>>

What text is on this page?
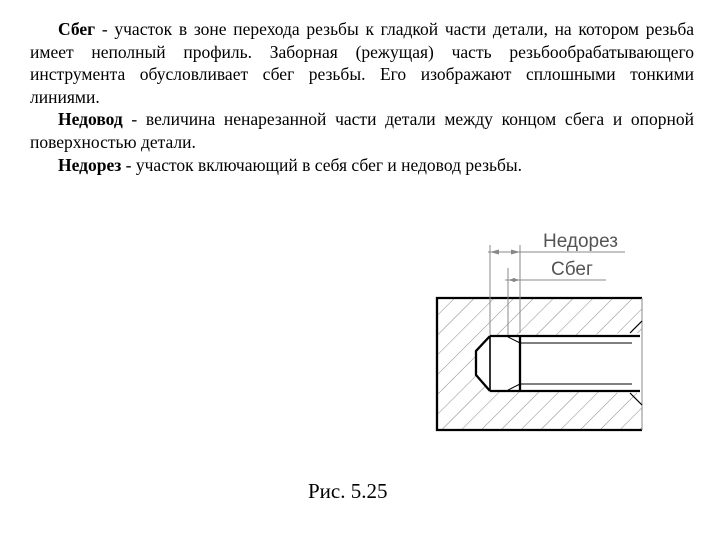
Сбег - участок в зоне перехода резьбы к гладкой части детали, на котором резьба имеет неполный профиль. Заборная (режущая) часть резьбообрабатывающего инструмента обусловливает сбег резьбы. Его изображают сплошными тонкими линиями.

Недовод - величина ненарезанной части детали между концом сбега и опорной поверхностью детали.

Недорез - участок включающий в себя сбег и недовод резьбы.

Недорез
Сбег
Рис. 5.25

<<

Your copy should repeat each entry above exactly but contain no pictures.

__Written answer__
What text is on this page?
Сбег - участок в зоне перехода резьбы к гладкой части детали, на котором резьба имеет неполный профиль. Заборная (режущая) часть резьбообрабатывающего инструмента обусловливает сбег резьбы. Его изображают сплошными тонкими линиями.

Недовод - величина ненарезанной части детали между концом сбега и опорной поверхностью детали.

Недорез - участок включающий в себя сбег и недовод резьбы.

Недорез
Сбег
Рис. 5.25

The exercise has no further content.